Exercise task: Output the data below in full, byte for byte. Nothing may differ.
* BEGIN *
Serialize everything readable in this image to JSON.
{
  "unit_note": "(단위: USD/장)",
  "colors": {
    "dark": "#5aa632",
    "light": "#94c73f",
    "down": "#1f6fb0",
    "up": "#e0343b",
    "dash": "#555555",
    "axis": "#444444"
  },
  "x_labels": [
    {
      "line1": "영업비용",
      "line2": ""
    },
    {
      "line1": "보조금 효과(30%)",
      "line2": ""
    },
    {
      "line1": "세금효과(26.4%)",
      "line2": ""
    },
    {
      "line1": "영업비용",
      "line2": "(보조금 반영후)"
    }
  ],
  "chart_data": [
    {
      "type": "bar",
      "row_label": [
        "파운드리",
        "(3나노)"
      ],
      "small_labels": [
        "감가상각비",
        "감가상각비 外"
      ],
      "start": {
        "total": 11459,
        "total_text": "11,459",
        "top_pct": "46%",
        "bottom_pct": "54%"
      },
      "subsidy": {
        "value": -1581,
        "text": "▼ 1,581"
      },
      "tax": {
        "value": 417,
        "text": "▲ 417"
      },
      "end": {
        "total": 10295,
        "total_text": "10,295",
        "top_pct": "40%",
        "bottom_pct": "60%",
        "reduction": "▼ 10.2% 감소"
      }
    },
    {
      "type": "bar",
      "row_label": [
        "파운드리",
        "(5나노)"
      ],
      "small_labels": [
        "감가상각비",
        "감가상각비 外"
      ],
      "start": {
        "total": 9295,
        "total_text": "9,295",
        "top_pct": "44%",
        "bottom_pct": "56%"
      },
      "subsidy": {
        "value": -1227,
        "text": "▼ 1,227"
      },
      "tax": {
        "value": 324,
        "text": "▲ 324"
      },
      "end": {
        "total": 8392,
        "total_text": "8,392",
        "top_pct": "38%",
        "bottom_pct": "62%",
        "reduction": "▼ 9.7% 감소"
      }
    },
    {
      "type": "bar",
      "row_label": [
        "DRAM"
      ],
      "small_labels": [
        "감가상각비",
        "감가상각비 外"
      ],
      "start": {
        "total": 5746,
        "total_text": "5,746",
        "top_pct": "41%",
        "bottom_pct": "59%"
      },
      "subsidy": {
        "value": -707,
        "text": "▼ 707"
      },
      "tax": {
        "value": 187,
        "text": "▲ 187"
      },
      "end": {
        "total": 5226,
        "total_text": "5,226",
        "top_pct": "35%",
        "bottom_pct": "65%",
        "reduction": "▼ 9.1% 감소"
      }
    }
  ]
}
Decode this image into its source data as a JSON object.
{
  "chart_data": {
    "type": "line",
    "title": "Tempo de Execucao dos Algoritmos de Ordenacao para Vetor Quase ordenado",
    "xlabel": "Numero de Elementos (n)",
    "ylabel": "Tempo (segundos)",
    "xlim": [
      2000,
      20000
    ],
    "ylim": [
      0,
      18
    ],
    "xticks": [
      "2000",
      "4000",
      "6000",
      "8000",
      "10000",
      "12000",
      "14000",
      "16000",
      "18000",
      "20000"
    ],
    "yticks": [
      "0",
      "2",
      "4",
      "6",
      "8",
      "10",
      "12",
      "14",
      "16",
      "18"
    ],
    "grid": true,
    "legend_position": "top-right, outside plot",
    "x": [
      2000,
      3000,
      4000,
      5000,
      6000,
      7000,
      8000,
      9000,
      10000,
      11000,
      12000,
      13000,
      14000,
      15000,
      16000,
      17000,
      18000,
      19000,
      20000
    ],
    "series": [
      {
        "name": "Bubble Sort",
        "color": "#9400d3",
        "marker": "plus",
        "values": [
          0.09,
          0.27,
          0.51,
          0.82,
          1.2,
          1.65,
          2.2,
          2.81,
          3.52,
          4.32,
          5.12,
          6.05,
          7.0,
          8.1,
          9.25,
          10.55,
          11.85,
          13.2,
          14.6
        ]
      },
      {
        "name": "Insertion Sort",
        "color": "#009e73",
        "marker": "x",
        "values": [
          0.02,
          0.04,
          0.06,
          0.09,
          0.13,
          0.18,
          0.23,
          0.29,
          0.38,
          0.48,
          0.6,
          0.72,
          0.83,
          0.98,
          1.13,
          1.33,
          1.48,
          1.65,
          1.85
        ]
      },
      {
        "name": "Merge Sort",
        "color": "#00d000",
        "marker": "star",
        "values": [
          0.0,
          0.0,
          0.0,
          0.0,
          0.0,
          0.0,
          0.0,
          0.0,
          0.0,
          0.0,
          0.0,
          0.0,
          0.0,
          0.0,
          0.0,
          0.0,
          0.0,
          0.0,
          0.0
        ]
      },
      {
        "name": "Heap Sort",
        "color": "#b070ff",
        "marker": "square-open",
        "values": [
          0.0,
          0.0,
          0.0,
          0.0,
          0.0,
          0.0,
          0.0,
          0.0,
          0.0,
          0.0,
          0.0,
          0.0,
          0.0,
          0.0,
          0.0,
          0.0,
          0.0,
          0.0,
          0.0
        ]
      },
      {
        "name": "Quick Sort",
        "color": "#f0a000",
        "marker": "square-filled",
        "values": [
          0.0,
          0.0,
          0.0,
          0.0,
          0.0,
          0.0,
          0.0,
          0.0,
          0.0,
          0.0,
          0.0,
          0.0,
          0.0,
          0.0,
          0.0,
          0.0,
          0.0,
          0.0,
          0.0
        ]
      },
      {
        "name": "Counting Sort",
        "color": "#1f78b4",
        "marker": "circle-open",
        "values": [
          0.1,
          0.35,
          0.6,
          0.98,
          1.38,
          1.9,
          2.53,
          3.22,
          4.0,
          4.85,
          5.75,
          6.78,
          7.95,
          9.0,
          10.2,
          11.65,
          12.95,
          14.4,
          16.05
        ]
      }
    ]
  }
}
* END *
Solution for this task:
Serialize everything readable in this image to JSON.
{
  "unit_note": "(단위: USD/장)",
  "colors": {
    "dark": "#5aa632",
    "light": "#94c73f",
    "down": "#1f6fb0",
    "up": "#e0343b",
    "dash": "#555555",
    "axis": "#444444"
  },
  "x_labels": [
    {
      "line1": "영업비용",
      "line2": ""
    },
    {
      "line1": "보조금 효과(30%)",
      "line2": ""
    },
    {
      "line1": "세금효과(26.4%)",
      "line2": ""
    },
    {
      "line1": "영업비용",
      "line2": "(보조금 반영후)"
    }
  ],
  "chart_data": [
    {
      "type": "bar",
      "row_label": [
        "파운드리",
        "(3나노)"
      ],
      "small_labels": [
        "감가상각비",
        "감가상각비 外"
      ],
      "start": {
        "total": 11459,
        "total_text": "11,459",
        "top_pct": "46%",
        "bottom_pct": "54%"
      },
      "subsidy": {
        "value": -1581,
        "text": "▼ 1,581"
      },
      "tax": {
        "value": 417,
        "text": "▲ 417"
      },
      "end": {
        "total": 10295,
        "total_text": "10,295",
        "top_pct": "40%",
        "bottom_pct": "60%",
        "reduction": "▼ 10.2% 감소"
      }
    },
    {
      "type": "bar",
      "row_label": [
        "파운드리",
        "(5나노)"
      ],
      "small_labels": [
        "감가상각비",
        "감가상각비 外"
      ],
      "start": {
        "total": 9295,
        "total_text": "9,295",
        "top_pct": "44%",
        "bottom_pct": "56%"
      },
      "subsidy": {
        "value": -1227,
        "text": "▼ 1,227"
      },
      "tax": {
        "value": 324,
        "text": "▲ 324"
      },
      "end": {
        "total": 8392,
        "total_text": "8,392",
        "top_pct": "38%",
        "bottom_pct": "62%",
        "reduction": "▼ 9.7% 감소"
      }
    },
    {
      "type": "bar",
      "row_label": [
        "DRAM"
      ],
      "small_labels": [
        "감가상각비",
        "감가상각비 外"
      ],
      "start": {
        "total": 5746,
        "total_text": "5,746",
        "top_pct": "41%",
        "bottom_pct": "59%"
      },
      "subsidy": {
        "value": -707,
        "text": "▼ 707"
      },
      "tax": {
        "value": 187,
        "text": "▲ 187"
      },
      "end": {
        "total": 5226,
        "total_text": "5,226",
        "top_pct": "35%",
        "bottom_pct": "65%",
        "reduction": "▼ 9.1% 감소"
      }
    }
  ]
}
Decode this image into its source data as a JSON object.
{
  "chart_data": {
    "type": "line",
    "title": "Tempo de Execucao dos Algoritmos de Ordenacao para Vetor Quase ordenado",
    "xlabel": "Numero de Elementos (n)",
    "ylabel": "Tempo (segundos)",
    "xlim": [
      2000,
      20000
    ],
    "ylim": [
      0,
      18
    ],
    "xticks": [
      "2000",
      "4000",
      "6000",
      "8000",
      "10000",
      "12000",
      "14000",
      "16000",
      "18000",
      "20000"
    ],
    "yticks": [
      "0",
      "2",
      "4",
      "6",
      "8",
      "10",
      "12",
      "14",
      "16",
      "18"
    ],
    "grid": true,
    "legend_position": "top-right, outside plot",
    "x": [
      2000,
      3000,
      4000,
      5000,
      6000,
      7000,
      8000,
      9000,
      10000,
      11000,
      12000,
      13000,
      14000,
      15000,
      16000,
      17000,
      18000,
      19000,
      20000
    ],
    "series": [
      {
        "name": "Bubble Sort",
        "color": "#9400d3",
        "marker": "plus",
        "values": [
          0.09,
          0.27,
          0.51,
          0.82,
          1.2,
          1.65,
          2.2,
          2.81,
          3.52,
          4.32,
          5.12,
          6.05,
          7.0,
          8.1,
          9.25,
          10.55,
          11.85,
          13.2,
          14.6
        ]
      },
      {
        "name": "Insertion Sort",
        "color": "#009e73",
        "marker": "x",
        "values": [
          0.02,
          0.04,
          0.06,
          0.09,
          0.13,
          0.18,
          0.23,
          0.29,
          0.38,
          0.48,
          0.6,
          0.72,
          0.83,
          0.98,
          1.13,
          1.33,
          1.48,
          1.65,
          1.85
        ]
      },
      {
        "name": "Merge Sort",
        "color": "#00d000",
        "marker": "star",
        "values": [
          0.0,
          0.0,
          0.0,
          0.0,
          0.0,
          0.0,
          0.0,
          0.0,
          0.0,
          0.0,
          0.0,
          0.0,
          0.0,
          0.0,
          0.0,
          0.0,
          0.0,
          0.0,
          0.0
        ]
      },
      {
        "name": "Heap Sort",
        "color": "#b070ff",
        "marker": "square-open",
        "values": [
          0.0,
          0.0,
          0.0,
          0.0,
          0.0,
          0.0,
          0.0,
          0.0,
          0.0,
          0.0,
          0.0,
          0.0,
          0.0,
          0.0,
          0.0,
          0.0,
          0.0,
          0.0,
          0.0
        ]
      },
      {
        "name": "Quick Sort",
        "color": "#f0a000",
        "marker": "square-filled",
        "values": [
          0.0,
          0.0,
          0.0,
          0.0,
          0.0,
          0.0,
          0.0,
          0.0,
          0.0,
          0.0,
          0.0,
          0.0,
          0.0,
          0.0,
          0.0,
          0.0,
          0.0,
          0.0,
          0.0
        ]
      },
      {
        "name": "Counting Sort",
        "color": "#1f78b4",
        "marker": "circle-open",
        "values": [
          0.1,
          0.35,
          0.6,
          0.98,
          1.38,
          1.9,
          2.53,
          3.22,
          4.0,
          4.85,
          5.75,
          6.78,
          7.95,
          9.0,
          10.2,
          11.65,
          12.95,
          14.4,
          16.05
        ]
      }
    ]
  }
}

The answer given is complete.